= TO DO =
Report the number of lines in the entries below that include the word "Guard", and nothing else.

= Data records =
>>>
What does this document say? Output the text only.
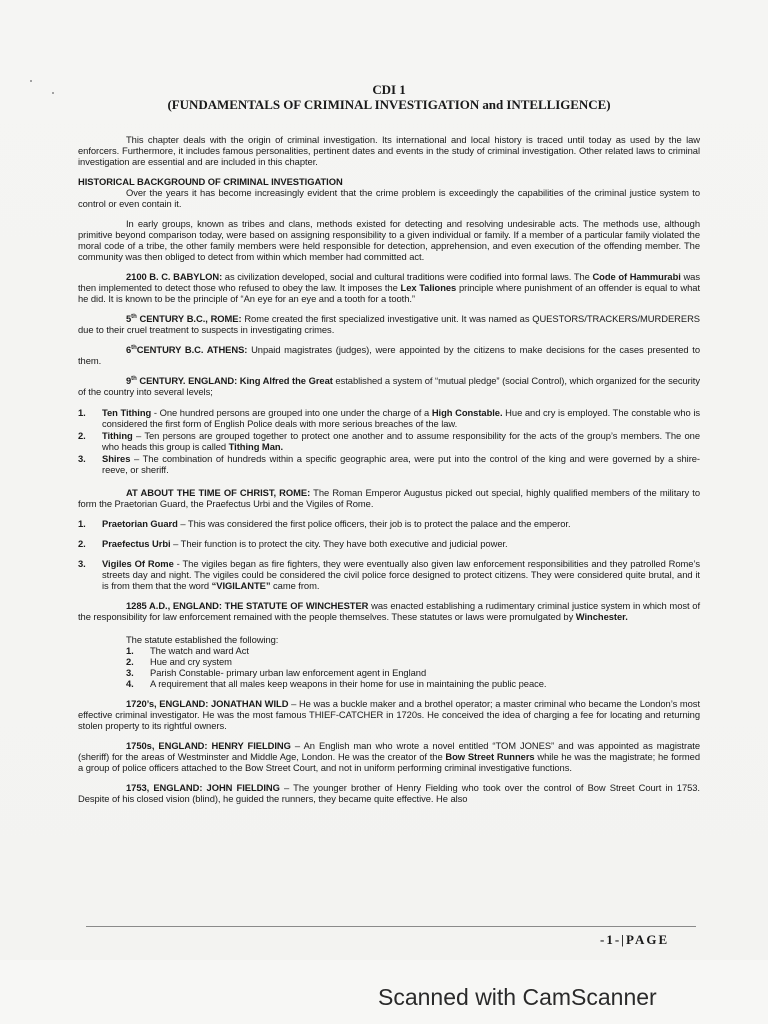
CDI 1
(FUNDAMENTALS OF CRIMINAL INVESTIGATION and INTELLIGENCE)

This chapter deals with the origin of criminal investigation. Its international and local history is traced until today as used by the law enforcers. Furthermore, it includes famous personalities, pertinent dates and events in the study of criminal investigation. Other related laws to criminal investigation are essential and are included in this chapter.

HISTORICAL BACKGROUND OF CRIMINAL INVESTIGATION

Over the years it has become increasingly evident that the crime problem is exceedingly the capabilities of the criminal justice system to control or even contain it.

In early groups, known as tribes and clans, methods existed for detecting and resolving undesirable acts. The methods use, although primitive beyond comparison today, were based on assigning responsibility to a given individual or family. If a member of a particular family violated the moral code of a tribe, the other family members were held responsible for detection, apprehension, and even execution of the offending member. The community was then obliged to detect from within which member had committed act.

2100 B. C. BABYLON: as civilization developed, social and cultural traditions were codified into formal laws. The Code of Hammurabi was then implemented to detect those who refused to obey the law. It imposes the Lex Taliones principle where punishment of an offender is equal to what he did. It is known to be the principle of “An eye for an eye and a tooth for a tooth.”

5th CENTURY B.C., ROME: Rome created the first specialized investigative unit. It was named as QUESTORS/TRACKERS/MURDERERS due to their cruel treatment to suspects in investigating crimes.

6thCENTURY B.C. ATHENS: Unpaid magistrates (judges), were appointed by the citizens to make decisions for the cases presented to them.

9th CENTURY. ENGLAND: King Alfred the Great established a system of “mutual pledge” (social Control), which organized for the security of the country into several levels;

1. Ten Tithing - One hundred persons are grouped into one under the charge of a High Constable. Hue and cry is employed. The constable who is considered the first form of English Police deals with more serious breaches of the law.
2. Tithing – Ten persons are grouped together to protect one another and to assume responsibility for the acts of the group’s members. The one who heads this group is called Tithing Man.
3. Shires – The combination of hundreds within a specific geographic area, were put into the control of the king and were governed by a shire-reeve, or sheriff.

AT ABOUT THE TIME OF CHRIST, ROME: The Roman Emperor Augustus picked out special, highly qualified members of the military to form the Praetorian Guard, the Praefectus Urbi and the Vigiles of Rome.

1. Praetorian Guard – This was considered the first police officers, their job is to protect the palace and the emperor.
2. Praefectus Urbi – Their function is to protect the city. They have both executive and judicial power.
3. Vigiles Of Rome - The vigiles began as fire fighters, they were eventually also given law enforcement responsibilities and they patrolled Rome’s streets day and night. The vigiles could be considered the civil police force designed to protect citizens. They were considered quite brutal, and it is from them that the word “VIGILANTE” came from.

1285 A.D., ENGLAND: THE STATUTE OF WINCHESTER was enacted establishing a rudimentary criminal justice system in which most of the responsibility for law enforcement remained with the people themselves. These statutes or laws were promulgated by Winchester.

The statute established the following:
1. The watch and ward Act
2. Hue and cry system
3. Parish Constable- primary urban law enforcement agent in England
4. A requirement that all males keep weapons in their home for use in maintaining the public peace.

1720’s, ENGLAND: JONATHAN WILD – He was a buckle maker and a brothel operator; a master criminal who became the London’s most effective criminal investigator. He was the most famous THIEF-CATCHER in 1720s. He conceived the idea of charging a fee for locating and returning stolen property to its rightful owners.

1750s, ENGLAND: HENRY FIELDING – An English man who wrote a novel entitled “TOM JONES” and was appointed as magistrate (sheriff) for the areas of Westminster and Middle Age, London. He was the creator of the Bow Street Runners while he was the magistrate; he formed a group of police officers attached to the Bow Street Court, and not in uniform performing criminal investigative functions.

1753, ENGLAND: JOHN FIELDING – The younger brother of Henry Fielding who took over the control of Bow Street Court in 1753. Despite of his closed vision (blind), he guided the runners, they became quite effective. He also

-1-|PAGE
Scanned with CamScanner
<<<
>>>
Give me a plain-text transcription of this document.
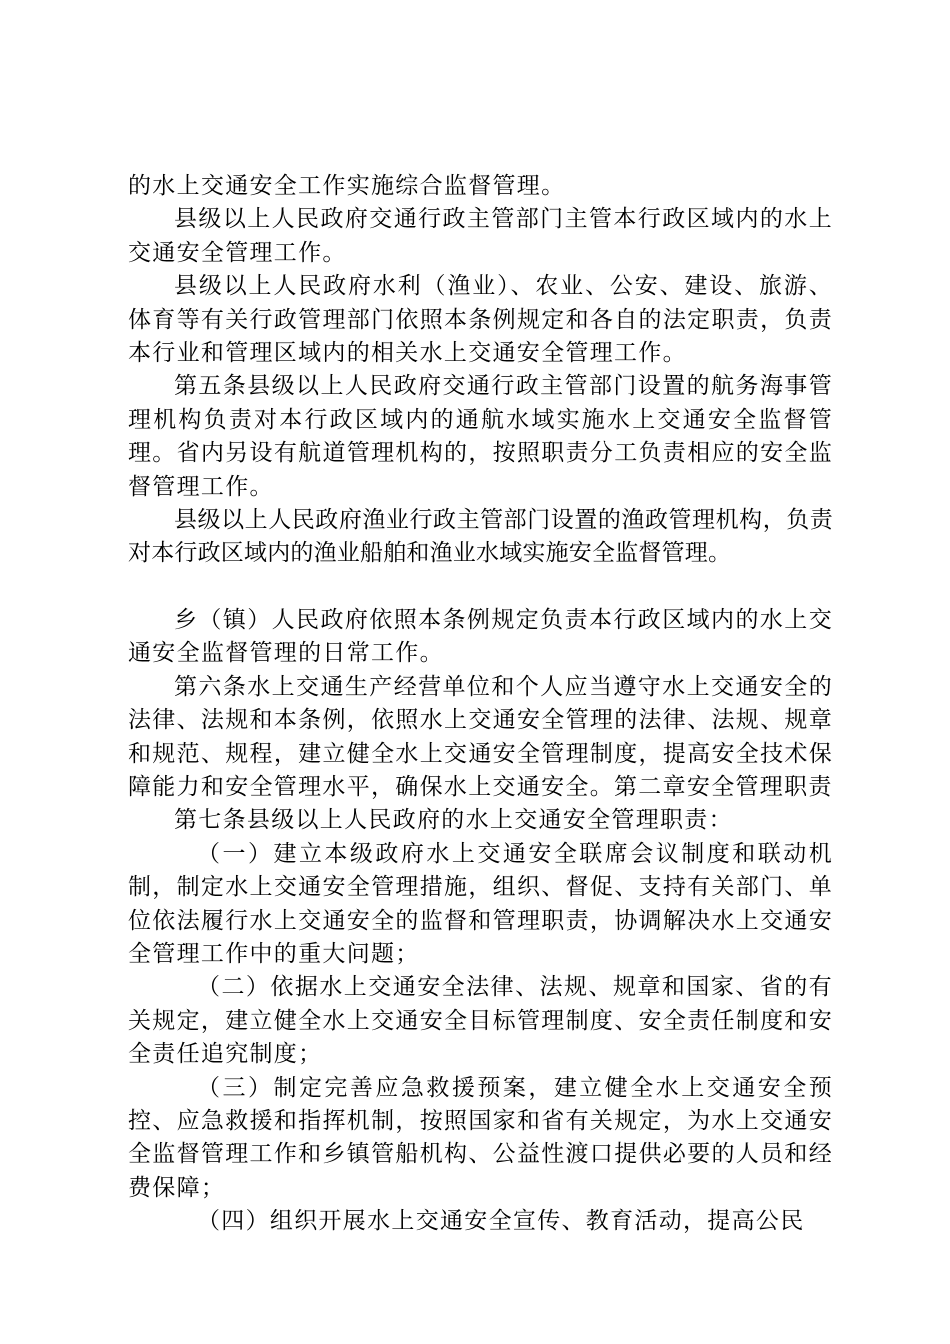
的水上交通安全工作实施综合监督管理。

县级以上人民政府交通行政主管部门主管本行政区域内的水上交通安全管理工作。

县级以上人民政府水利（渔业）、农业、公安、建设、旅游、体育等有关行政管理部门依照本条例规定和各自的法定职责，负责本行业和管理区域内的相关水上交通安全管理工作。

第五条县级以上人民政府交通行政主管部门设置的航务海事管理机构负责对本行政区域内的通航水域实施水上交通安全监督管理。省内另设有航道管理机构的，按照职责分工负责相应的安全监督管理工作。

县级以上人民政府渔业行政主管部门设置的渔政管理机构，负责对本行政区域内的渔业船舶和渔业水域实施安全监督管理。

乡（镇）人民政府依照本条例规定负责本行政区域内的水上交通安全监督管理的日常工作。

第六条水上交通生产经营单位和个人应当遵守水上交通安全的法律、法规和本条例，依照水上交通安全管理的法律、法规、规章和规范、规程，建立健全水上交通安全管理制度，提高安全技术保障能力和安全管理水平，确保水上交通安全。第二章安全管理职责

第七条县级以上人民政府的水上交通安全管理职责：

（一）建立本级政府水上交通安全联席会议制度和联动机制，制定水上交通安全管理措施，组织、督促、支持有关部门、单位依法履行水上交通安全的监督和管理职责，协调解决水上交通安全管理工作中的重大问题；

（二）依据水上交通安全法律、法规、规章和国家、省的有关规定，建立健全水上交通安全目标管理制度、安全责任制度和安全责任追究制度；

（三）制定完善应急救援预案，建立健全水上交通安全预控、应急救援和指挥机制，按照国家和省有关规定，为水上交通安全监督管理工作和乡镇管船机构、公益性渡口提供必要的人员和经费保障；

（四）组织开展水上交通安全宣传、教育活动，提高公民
<<<
>>>
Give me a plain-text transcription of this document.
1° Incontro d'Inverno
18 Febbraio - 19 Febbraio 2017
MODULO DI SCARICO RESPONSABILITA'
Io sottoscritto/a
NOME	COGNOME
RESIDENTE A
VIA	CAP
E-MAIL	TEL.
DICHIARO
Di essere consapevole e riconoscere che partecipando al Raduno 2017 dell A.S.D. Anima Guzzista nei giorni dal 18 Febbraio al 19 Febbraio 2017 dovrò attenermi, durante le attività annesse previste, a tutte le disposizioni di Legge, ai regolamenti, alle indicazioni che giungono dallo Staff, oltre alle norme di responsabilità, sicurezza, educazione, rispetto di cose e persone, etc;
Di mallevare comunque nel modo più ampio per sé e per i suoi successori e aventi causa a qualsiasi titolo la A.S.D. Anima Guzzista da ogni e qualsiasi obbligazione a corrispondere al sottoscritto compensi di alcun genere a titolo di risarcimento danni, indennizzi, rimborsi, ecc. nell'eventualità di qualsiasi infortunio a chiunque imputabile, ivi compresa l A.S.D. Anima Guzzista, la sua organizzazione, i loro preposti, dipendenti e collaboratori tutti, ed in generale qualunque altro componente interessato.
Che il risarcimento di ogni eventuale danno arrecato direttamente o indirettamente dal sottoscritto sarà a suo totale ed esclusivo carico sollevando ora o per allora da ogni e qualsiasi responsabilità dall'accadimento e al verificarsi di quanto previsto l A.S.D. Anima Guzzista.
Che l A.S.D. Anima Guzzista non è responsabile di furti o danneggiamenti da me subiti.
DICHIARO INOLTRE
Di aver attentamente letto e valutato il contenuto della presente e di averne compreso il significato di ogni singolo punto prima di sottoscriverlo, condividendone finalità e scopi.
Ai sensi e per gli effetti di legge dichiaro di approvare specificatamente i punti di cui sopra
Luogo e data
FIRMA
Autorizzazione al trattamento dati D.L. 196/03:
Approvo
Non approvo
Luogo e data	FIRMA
<<<
= SOLUTION FOR THIS TASK =
2